=== Instrucciones ===
1. Responde a partir del texto sobre el país que queremos:
(a) ¿Qué no debe tener cabida ni espacio en ese país?
(b) ¿Con qué recursos se cuenta para ir derribando obstáculos y barreras?
(c) ¿De qué se necesita despojarse para dar paso a un objetivo común?
2. Escribe la continuación del texto sobre el país que queremos, a partir de su última oración.

Por LEONARDO CABRERA
El país que queremos, sin lugar a dudas debe estar enmarcado en un mundo lleno de satisfacciones, y de sueños por realizar, en donde las injusticias en todo el sentido de la palabra, no tengan cabida,ni espacio.
El país que queremos, ha de estar pleno de libertades y respeto, en donde el hombre transite confiado, seguro e inspirado por las reales condiciones y oportunidades que les ofrece el medio en que se desenvuelve, garantizándole que la inversión de sus esfuerzos y sacrificios serán compensados con la consecución de sus proyectos y propósitos de vida.
El país que queremos, de momento luce distante e inalcanzable, pero en ningún modo, por difícil que nos parezca, es una misión imposible, puesto que contamos con los recursos humanos y naturales para ir derribando obstáculos y barreras. Tan solo necesitamos despojarnos del yoísmo y del individualismo de clase, para dar paso a un objetivo común que tenga como norte el bienestar de todos.

=== Material de consulta ===
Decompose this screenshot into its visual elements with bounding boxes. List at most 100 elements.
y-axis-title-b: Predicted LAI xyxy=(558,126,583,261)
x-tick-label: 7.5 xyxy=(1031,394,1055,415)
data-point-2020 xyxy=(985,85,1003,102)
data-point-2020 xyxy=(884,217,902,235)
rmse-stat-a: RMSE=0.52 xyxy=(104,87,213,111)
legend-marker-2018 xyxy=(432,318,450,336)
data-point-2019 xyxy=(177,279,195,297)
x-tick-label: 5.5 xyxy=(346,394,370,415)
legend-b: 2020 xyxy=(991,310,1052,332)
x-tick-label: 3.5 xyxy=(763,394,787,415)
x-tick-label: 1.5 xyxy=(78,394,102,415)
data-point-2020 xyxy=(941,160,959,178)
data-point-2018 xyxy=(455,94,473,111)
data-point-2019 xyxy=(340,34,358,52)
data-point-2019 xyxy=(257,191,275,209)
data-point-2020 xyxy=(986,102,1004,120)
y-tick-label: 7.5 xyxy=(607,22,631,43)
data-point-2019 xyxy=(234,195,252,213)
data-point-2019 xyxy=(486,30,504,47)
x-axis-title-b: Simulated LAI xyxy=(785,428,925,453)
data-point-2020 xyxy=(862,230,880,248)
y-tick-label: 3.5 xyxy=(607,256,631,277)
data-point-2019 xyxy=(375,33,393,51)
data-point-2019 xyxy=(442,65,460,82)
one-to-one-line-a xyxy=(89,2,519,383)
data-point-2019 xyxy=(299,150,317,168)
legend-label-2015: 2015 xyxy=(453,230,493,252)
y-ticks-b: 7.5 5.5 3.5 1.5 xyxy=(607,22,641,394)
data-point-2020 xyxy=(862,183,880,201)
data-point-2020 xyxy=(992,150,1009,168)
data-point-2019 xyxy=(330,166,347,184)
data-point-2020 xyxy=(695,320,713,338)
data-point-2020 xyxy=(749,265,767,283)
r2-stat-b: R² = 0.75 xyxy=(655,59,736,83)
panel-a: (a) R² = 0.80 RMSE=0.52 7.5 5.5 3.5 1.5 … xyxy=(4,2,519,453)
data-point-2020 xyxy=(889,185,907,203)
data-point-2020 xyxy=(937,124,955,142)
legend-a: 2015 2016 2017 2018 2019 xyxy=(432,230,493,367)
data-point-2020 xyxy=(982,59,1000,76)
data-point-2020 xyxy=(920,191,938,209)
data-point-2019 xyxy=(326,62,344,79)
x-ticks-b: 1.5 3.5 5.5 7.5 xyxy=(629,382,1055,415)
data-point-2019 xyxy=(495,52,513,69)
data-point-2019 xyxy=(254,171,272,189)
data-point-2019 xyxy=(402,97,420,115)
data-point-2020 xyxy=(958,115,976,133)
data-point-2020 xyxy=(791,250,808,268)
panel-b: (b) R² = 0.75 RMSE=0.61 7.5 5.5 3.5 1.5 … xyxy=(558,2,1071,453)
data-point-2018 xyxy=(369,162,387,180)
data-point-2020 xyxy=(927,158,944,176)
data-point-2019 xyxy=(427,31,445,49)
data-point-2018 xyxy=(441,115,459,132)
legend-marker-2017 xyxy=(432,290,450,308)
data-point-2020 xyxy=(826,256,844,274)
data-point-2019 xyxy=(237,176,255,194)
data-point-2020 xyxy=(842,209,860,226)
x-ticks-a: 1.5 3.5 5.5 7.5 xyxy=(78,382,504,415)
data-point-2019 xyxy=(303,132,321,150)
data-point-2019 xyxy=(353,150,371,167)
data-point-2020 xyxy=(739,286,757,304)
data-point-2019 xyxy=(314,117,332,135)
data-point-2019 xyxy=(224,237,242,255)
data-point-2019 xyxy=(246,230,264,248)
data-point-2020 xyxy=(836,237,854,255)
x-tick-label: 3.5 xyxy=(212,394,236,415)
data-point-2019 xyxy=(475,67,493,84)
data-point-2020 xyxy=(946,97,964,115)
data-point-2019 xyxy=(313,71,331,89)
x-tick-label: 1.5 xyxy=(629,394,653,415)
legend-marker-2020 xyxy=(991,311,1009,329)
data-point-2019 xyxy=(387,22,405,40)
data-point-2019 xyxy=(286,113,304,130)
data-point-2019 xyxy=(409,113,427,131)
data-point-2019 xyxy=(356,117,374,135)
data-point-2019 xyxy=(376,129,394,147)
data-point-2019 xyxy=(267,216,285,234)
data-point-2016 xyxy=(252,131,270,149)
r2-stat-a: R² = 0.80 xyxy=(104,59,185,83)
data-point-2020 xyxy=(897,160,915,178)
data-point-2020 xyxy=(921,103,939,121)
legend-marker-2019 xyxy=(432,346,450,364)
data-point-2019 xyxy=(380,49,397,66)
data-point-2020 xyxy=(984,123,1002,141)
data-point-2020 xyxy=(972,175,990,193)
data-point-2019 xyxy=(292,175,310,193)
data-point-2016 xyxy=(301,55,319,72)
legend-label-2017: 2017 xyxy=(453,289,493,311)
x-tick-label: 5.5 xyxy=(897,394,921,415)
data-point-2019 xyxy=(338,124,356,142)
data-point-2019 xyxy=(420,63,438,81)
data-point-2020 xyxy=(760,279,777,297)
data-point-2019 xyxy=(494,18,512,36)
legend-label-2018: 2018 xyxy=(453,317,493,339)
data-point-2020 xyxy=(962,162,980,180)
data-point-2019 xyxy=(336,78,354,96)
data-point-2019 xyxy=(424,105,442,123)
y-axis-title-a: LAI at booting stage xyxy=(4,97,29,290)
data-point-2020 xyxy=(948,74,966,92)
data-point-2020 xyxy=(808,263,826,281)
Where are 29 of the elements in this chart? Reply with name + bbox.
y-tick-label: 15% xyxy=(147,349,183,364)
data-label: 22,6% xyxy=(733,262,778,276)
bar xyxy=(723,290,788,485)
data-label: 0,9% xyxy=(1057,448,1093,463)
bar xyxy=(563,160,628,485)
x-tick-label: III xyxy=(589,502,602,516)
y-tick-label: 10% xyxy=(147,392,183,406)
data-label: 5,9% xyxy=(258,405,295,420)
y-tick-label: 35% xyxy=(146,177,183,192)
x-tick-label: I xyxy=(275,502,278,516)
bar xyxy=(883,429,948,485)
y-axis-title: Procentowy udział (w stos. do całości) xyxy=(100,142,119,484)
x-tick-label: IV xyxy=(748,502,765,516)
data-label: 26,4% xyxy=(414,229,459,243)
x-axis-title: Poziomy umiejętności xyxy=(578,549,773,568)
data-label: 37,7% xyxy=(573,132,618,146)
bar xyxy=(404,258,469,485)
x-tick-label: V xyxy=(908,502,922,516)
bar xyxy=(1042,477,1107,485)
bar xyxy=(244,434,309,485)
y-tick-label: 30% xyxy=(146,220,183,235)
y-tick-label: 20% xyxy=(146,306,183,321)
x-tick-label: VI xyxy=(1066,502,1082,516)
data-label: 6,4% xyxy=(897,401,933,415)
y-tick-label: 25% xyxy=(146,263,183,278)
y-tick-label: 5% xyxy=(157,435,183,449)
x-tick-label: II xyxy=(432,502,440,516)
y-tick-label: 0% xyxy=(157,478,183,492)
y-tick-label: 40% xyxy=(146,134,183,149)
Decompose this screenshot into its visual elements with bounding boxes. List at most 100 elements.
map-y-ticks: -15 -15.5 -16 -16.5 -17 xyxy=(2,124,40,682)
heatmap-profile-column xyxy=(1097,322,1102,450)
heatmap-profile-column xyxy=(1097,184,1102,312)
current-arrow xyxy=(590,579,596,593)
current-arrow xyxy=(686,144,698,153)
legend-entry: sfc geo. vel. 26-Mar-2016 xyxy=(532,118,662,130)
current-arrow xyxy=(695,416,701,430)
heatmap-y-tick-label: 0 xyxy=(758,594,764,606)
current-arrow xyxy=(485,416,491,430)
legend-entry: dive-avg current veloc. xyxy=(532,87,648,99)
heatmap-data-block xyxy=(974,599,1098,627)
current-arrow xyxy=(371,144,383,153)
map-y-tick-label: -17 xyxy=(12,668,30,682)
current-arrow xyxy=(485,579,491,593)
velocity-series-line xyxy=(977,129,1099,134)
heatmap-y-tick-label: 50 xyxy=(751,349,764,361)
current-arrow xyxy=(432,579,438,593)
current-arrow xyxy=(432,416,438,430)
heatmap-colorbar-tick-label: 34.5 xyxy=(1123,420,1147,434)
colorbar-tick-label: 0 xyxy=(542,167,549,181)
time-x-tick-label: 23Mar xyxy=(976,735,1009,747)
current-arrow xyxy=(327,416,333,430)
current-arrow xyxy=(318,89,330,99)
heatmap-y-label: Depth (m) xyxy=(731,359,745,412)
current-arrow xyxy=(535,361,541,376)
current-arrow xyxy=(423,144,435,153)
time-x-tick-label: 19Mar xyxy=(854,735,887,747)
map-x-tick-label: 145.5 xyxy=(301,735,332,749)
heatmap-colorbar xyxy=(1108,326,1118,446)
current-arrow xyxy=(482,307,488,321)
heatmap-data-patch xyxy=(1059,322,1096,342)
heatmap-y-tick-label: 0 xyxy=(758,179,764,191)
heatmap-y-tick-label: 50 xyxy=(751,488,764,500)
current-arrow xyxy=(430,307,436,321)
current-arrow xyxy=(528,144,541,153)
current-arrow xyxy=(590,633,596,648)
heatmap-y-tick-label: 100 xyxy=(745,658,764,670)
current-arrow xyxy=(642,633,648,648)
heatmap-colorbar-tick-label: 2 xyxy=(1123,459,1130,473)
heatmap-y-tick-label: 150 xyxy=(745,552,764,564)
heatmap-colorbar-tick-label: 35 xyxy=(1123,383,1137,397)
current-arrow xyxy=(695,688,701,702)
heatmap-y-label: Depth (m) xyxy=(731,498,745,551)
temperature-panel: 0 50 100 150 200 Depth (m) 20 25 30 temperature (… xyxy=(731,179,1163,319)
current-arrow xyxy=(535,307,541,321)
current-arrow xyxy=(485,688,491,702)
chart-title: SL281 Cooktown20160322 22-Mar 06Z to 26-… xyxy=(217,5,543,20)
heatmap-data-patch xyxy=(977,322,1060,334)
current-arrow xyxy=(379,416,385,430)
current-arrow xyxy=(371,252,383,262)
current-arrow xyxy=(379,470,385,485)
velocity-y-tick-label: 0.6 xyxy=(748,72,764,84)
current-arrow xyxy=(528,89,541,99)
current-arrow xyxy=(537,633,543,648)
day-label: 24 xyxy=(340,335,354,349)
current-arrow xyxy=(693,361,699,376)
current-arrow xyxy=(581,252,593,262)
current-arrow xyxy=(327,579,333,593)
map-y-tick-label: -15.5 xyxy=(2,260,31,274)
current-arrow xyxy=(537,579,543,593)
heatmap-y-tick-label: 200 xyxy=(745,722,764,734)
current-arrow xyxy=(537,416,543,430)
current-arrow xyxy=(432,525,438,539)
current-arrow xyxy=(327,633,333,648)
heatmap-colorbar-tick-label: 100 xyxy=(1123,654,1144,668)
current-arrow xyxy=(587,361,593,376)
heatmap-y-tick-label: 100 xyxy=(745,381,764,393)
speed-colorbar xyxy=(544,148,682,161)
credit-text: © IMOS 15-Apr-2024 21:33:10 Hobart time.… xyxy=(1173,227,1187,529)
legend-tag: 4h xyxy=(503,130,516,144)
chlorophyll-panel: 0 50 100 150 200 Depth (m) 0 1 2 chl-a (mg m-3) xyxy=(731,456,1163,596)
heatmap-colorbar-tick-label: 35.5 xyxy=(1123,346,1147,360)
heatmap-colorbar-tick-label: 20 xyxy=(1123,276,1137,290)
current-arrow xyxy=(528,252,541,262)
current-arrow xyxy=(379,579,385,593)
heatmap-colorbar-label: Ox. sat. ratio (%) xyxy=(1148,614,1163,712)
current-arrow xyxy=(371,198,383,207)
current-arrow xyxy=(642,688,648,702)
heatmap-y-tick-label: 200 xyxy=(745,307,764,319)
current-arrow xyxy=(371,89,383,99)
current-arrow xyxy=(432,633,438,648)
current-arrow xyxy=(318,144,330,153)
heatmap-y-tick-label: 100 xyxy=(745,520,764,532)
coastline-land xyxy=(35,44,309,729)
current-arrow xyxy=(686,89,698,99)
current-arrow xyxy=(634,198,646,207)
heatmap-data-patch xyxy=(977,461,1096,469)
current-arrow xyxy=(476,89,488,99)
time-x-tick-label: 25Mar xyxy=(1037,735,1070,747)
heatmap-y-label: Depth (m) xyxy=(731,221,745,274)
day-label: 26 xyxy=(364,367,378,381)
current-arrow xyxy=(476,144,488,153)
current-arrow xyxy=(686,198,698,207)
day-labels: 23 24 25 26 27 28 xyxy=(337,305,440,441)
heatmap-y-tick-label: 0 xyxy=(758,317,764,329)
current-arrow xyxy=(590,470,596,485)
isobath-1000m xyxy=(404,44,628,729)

=== Respuestas ===
1.
(a) Las injusticias, en todo el sentido de la palabra.
(b) Con los recursos humanos y naturales.
(c) Del yoísmo y del individualismo de clase.

2.
El país que queremos, necesariamente, debe contar con la buena y decidida voluntad, primero, de quienes nos dirigen y tienen control de la cosa pública, puesto que de su buen ejercicio y manejo dependerá el avance o retroceso por el que se enrumbe la nación. Pero de igual modo, requiere de una oposición política juiciosa, pensante, constructiva, sabia, con propuestas de soluciones y bienestar, y que no entienda como su único y expreso papel, la negación de toda buena iniciada bajo la premisa del beneficio o no que pudiera generar a favor de los gobernantes de turno.
El país que queremos precisa de una clase empresarial e industrial, con mayor vocación de servicio y de una participación más activa y sincera en la solución de los problemas nacionales y que no solo sustente todo su accionar, en ensanchar cada día mas sus niveles de riquezas y ganancias , sin que una mínima parte de estos beneficios se reflejen en uno que otro planes de carácter social o educativo, para aquellos cuya existencia rinde honor a la pobreza y el desamparo .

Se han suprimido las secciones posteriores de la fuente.